Exercise task. Pull every line containing the word "category" from the records.

(Figure dataset records)
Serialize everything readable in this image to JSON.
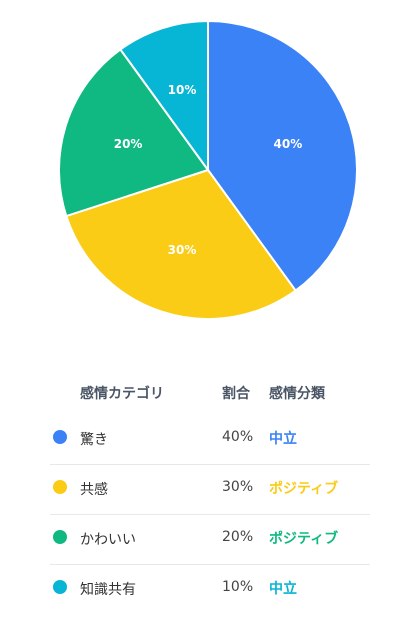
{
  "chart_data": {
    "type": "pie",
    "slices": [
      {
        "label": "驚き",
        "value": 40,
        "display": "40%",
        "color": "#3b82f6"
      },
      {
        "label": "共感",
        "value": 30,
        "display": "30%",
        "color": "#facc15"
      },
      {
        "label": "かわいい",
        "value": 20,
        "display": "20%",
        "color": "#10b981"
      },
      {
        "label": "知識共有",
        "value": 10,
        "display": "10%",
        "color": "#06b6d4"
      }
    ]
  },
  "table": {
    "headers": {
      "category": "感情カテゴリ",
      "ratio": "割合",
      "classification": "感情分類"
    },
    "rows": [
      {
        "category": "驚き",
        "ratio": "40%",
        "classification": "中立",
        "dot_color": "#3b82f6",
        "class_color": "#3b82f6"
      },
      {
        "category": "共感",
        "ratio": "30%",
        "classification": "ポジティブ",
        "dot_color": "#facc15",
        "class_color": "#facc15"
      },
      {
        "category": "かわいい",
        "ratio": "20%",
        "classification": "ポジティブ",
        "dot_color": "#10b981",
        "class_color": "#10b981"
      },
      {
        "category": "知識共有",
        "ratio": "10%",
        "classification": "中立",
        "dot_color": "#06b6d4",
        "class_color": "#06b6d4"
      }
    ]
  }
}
...
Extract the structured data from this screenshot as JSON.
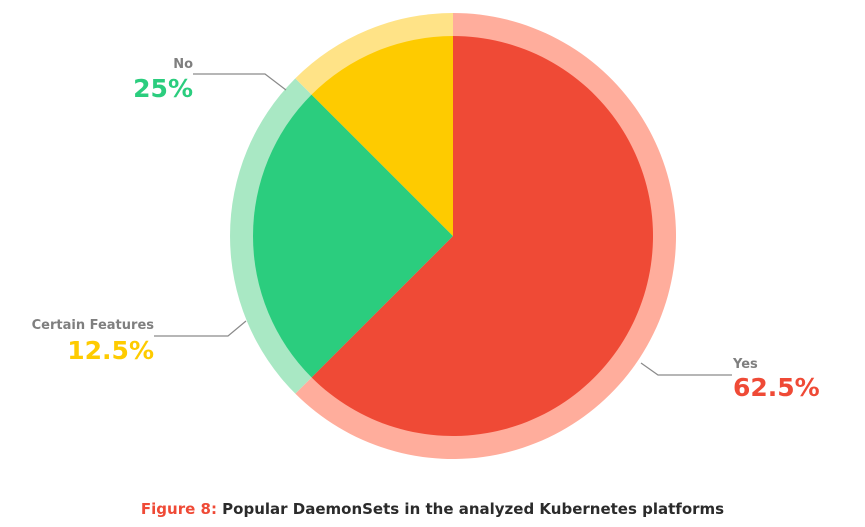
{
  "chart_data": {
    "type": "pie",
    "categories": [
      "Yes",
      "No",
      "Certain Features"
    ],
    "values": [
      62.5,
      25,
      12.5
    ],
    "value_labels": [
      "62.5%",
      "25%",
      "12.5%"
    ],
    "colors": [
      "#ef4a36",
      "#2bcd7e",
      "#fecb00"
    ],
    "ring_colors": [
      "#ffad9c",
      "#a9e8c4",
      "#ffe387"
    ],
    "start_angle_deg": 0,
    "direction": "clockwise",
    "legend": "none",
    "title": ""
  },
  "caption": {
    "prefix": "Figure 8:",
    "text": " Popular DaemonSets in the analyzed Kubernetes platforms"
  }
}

Expected answer.
      "category": "感情カテゴリ",
        "category": "驚き",
        "category": "共感",
        "category": "かわいい",
        "category": "知識共有",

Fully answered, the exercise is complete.